> Requirements: Identify each line below that contains the word "silicona", and copy it out.

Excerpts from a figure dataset
━━━━━━━━━━━━━━━━━━━━━━━━━━━━━━

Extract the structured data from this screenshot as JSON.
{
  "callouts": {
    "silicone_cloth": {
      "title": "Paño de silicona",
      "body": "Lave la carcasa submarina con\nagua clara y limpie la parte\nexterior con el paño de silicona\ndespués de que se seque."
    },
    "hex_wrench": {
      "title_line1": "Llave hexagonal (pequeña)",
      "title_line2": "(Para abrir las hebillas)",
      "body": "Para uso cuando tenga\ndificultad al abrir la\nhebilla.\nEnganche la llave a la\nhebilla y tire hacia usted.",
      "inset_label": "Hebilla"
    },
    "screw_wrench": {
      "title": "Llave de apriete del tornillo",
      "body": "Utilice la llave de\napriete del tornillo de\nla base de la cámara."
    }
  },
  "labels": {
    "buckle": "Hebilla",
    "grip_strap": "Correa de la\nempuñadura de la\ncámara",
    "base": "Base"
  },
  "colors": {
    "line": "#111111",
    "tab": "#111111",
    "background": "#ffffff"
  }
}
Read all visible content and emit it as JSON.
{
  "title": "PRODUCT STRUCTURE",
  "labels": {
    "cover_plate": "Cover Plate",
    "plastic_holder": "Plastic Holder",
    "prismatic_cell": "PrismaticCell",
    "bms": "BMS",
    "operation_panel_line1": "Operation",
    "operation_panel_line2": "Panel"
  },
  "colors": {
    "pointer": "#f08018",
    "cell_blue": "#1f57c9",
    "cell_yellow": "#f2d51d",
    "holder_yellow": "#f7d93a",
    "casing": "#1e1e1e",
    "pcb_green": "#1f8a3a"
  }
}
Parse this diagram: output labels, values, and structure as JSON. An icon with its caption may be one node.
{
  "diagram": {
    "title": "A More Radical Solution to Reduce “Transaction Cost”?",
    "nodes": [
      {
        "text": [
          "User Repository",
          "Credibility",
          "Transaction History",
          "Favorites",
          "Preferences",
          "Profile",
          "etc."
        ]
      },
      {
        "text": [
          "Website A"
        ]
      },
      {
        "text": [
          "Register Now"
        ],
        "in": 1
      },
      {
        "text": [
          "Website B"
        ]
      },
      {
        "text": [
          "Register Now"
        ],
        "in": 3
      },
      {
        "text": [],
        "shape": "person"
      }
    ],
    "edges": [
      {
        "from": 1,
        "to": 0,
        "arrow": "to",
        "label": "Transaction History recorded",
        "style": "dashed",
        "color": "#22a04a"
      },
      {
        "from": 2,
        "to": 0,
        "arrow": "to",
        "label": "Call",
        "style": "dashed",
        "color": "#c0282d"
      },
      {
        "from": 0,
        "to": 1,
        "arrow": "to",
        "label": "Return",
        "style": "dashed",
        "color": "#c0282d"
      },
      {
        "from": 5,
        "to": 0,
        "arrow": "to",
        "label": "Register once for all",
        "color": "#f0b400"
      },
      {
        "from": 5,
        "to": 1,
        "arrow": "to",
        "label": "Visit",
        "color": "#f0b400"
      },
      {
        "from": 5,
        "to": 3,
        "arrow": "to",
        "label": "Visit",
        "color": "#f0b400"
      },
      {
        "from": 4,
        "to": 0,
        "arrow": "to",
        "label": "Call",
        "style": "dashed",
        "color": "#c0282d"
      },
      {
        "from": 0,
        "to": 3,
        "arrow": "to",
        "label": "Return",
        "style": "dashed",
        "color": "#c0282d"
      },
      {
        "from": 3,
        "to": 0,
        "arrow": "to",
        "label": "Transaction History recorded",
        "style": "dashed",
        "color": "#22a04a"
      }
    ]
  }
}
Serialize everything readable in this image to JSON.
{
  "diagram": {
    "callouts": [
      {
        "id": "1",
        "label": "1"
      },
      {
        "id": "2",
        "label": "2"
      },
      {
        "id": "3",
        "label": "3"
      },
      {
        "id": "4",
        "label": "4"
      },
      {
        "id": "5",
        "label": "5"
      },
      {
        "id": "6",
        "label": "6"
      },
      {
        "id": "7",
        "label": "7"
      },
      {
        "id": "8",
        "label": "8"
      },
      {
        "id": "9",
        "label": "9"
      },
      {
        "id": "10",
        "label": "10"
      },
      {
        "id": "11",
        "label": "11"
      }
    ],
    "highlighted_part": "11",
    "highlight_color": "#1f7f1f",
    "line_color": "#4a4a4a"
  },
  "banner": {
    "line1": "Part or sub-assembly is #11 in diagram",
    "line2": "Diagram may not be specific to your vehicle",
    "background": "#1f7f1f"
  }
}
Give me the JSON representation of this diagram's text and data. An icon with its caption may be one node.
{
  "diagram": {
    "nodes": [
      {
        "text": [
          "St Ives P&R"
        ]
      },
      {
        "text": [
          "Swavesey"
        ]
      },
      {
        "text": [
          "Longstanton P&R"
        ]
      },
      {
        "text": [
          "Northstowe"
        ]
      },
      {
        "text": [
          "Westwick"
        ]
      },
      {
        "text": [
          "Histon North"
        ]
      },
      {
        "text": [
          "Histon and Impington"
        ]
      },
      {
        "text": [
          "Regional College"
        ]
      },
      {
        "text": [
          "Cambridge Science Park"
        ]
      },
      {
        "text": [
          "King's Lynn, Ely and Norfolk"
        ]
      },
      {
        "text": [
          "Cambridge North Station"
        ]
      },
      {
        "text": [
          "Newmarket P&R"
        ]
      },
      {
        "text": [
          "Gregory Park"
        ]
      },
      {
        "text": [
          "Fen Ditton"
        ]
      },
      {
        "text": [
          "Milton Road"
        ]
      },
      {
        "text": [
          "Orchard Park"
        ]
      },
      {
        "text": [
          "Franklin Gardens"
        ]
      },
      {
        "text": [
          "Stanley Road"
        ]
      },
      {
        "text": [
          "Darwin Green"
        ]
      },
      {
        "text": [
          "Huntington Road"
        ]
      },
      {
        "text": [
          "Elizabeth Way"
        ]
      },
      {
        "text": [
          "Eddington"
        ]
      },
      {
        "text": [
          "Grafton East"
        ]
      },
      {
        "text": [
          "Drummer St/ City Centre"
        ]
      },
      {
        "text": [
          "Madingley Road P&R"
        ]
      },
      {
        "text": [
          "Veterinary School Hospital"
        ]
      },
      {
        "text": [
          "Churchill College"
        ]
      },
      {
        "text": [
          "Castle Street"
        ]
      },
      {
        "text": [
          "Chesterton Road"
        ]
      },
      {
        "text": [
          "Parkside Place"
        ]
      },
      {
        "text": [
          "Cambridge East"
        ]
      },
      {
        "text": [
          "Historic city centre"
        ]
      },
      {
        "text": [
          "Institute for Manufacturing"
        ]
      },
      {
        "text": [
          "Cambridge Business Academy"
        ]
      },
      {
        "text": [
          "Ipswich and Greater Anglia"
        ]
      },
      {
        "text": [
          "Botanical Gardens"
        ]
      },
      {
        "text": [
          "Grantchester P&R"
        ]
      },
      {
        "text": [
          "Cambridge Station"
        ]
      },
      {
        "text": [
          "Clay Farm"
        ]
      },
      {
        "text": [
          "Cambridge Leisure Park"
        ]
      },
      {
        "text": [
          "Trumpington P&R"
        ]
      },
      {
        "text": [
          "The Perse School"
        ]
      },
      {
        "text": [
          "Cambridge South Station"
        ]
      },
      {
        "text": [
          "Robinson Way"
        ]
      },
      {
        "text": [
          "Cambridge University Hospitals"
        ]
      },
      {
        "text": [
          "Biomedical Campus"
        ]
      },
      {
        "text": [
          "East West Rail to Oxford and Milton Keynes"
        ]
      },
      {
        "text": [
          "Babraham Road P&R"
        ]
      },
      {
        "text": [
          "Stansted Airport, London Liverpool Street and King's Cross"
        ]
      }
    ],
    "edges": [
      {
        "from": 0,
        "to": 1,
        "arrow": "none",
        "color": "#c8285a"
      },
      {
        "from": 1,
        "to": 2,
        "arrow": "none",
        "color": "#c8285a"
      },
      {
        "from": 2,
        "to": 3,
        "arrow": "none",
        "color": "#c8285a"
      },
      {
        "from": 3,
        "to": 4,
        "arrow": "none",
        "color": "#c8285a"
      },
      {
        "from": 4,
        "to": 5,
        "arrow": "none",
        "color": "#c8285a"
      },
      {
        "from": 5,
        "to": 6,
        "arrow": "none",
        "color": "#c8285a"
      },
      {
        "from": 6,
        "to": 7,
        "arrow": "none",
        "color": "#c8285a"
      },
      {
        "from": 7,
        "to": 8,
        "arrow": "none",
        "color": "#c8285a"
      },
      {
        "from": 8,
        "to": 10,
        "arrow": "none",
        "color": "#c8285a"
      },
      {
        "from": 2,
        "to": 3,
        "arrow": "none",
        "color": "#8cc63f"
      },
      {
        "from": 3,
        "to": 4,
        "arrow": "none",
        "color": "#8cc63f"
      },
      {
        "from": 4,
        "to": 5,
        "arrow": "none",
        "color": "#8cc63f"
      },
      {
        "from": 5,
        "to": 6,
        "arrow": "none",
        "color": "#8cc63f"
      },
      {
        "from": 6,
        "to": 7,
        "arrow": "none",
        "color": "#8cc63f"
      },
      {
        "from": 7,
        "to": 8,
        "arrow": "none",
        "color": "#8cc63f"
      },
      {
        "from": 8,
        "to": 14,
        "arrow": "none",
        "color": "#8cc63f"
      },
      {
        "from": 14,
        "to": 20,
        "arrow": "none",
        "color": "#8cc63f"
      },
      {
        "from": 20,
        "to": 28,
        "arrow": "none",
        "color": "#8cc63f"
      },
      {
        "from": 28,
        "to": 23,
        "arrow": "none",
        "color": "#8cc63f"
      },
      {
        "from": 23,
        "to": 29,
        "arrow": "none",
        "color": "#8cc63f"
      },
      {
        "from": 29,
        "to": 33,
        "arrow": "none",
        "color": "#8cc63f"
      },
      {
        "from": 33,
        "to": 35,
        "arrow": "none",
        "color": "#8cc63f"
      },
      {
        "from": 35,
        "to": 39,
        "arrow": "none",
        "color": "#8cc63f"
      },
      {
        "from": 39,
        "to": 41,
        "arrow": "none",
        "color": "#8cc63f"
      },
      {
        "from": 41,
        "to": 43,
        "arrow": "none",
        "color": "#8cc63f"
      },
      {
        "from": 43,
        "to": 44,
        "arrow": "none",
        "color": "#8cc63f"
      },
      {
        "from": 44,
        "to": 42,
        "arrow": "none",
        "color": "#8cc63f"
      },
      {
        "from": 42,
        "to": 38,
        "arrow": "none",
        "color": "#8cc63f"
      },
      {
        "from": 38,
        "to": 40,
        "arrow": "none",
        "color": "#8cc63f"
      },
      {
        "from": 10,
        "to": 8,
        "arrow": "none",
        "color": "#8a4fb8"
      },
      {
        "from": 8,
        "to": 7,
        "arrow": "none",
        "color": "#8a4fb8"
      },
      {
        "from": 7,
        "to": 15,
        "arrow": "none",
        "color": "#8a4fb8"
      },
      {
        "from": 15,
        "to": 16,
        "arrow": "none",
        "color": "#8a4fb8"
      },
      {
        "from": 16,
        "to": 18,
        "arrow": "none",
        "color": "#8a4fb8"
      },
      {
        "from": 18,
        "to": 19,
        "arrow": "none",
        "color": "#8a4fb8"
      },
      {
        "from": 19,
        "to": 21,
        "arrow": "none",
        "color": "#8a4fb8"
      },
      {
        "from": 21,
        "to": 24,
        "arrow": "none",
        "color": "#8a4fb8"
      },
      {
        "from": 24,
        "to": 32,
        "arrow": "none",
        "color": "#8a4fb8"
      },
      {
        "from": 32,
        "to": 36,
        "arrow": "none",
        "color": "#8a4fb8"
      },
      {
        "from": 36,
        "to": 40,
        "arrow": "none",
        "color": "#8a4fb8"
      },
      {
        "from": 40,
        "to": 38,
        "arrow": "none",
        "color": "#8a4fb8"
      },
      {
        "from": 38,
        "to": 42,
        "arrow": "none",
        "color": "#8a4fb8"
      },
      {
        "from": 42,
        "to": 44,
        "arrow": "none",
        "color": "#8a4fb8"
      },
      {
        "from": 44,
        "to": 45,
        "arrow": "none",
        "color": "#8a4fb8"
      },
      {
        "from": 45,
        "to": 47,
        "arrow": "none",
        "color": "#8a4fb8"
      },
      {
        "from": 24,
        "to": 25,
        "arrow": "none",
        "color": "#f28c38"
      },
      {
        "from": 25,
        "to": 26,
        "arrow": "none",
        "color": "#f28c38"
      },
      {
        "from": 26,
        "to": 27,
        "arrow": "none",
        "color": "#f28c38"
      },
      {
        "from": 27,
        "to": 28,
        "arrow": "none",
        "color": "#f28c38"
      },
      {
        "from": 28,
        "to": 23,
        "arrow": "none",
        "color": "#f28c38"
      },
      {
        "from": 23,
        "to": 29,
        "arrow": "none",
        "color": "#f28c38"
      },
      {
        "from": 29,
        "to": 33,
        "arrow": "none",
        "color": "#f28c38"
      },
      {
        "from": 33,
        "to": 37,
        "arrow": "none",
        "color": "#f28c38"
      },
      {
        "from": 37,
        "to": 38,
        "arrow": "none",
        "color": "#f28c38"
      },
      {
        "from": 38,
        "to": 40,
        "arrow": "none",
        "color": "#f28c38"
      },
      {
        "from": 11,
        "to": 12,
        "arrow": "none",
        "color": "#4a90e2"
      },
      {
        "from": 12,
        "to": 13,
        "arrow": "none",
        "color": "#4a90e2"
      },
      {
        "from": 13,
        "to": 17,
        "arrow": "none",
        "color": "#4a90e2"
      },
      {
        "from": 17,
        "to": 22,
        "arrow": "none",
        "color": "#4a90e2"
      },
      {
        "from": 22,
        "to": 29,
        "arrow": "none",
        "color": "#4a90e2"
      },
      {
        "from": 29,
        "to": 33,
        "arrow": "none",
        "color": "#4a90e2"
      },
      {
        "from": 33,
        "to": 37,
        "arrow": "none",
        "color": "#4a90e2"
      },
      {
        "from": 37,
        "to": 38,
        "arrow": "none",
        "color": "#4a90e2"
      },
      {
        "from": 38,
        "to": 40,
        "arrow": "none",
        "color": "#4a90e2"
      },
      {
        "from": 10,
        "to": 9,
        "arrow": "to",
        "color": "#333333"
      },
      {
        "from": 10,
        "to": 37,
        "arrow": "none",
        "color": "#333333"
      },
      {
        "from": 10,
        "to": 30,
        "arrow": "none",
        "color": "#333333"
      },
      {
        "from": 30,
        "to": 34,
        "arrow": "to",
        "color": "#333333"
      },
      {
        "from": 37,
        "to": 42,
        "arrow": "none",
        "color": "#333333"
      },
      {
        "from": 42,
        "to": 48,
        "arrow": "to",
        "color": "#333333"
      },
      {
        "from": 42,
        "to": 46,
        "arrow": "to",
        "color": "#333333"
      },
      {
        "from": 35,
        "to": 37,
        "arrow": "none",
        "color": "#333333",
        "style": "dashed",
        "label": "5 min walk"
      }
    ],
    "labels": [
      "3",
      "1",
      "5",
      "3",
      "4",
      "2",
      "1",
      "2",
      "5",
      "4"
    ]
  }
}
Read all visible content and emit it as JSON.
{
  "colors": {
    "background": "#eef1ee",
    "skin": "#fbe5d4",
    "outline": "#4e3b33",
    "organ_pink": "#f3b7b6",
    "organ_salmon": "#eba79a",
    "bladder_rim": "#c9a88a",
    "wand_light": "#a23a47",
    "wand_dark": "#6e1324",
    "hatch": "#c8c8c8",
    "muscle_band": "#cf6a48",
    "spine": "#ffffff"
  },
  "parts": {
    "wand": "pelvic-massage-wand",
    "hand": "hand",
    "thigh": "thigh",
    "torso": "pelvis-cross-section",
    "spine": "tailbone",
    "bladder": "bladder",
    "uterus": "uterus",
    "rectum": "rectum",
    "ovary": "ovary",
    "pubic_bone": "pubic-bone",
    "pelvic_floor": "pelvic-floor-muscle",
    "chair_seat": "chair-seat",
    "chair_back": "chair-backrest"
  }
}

━━━━━━━━━━━━━━━━━━━━━━━━━━━━━━

> Full answer:
      "title": "Paño de silicona",
      "body": "Lave la carcasa submarina con\nagua clara y limpie la parte\nexterior con el paño de silicona\ndespués de que se seque."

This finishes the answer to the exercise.